Stated goal |
All records are to be retyped faithfully and completely.

+ + + + + + +

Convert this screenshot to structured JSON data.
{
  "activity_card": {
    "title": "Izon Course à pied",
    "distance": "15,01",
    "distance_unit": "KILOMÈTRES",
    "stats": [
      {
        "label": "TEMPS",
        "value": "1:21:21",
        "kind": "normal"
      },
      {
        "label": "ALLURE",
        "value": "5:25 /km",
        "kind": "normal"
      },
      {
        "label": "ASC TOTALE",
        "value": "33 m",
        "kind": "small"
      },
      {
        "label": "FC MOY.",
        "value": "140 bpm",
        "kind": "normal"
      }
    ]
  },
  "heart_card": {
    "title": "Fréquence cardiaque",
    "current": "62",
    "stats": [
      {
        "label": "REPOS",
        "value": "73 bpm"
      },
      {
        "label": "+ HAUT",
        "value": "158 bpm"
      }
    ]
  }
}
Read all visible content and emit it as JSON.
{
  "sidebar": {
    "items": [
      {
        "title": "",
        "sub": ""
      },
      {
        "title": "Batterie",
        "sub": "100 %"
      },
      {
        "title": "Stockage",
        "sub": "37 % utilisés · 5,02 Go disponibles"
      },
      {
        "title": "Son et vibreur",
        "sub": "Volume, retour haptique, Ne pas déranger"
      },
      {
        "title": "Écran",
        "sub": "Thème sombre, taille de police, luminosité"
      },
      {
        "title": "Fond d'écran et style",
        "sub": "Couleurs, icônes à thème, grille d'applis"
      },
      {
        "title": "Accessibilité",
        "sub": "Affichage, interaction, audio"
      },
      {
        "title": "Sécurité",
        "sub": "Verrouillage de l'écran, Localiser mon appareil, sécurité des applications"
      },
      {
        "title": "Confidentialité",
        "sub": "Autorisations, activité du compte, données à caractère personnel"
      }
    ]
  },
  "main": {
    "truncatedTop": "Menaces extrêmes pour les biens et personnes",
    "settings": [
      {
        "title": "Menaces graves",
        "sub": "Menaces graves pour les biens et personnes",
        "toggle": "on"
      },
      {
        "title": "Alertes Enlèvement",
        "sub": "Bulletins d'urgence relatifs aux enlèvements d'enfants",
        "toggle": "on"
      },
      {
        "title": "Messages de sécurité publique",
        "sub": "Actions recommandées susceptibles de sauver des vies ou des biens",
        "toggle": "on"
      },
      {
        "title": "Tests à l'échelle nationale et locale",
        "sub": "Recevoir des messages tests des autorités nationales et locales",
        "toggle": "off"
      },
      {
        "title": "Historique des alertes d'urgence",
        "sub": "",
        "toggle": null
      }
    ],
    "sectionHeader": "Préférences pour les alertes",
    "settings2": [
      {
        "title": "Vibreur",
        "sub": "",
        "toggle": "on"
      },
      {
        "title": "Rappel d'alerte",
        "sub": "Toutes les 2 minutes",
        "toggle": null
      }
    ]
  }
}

+ + + + + + +

Solution for this problem |
Convert this screenshot to structured JSON data.
{
  "activity_card": {
    "title": "Izon Course à pied",
    "distance": "15,01",
    "distance_unit": "KILOMÈTRES",
    "stats": [
      {
        "label": "TEMPS",
        "value": "1:21:21",
        "kind": "normal"
      },
      {
        "label": "ALLURE",
        "value": "5:25 /km",
        "kind": "normal"
      },
      {
        "label": "ASC TOTALE",
        "value": "33 m",
        "kind": "small"
      },
      {
        "label": "FC MOY.",
        "value": "140 bpm",
        "kind": "normal"
      }
    ]
  },
  "heart_card": {
    "title": "Fréquence cardiaque",
    "current": "62",
    "stats": [
      {
        "label": "REPOS",
        "value": "73 bpm"
      },
      {
        "label": "+ HAUT",
        "value": "158 bpm"
      }
    ]
  }
}
Read all visible content and emit it as JSON.
{
  "sidebar": {
    "items": [
      {
        "title": "",
        "sub": ""
      },
      {
        "title": "Batterie",
        "sub": "100 %"
      },
      {
        "title": "Stockage",
        "sub": "37 % utilisés · 5,02 Go disponibles"
      },
      {
        "title": "Son et vibreur",
        "sub": "Volume, retour haptique, Ne pas déranger"
      },
      {
        "title": "Écran",
        "sub": "Thème sombre, taille de police, luminosité"
      },
      {
        "title": "Fond d'écran et style",
        "sub": "Couleurs, icônes à thème, grille d'applis"
      },
      {
        "title": "Accessibilité",
        "sub": "Affichage, interaction, audio"
      },
      {
        "title": "Sécurité",
        "sub": "Verrouillage de l'écran, Localiser mon appareil, sécurité des applications"
      },
      {
        "title": "Confidentialité",
        "sub": "Autorisations, activité du compte, données à caractère personnel"
      }
    ]
  },
  "main": {
    "truncatedTop": "Menaces extrêmes pour les biens et personnes",
    "settings": [
      {
        "title": "Menaces graves",
        "sub": "Menaces graves pour les biens et personnes",
        "toggle": "on"
      },
      {
        "title": "Alertes Enlèvement",
        "sub": "Bulletins d'urgence relatifs aux enlèvements d'enfants",
        "toggle": "on"
      },
      {
        "title": "Messages de sécurité publique",
        "sub": "Actions recommandées susceptibles de sauver des vies ou des biens",
        "toggle": "on"
      },
      {
        "title": "Tests à l'échelle nationale et locale",
        "sub": "Recevoir des messages tests des autorités nationales et locales",
        "toggle": "off"
      },
      {
        "title": "Historique des alertes d'urgence",
        "sub": "",
        "toggle": null
      }
    ],
    "sectionHeader": "Préférences pour les alertes",
    "settings2": [
      {
        "title": "Vibreur",
        "sub": "",
        "toggle": "on"
      },
      {
        "title": "Rappel d'alerte",
        "sub": "Toutes les 2 minutes",
        "toggle": null
      }
    ]
  }
}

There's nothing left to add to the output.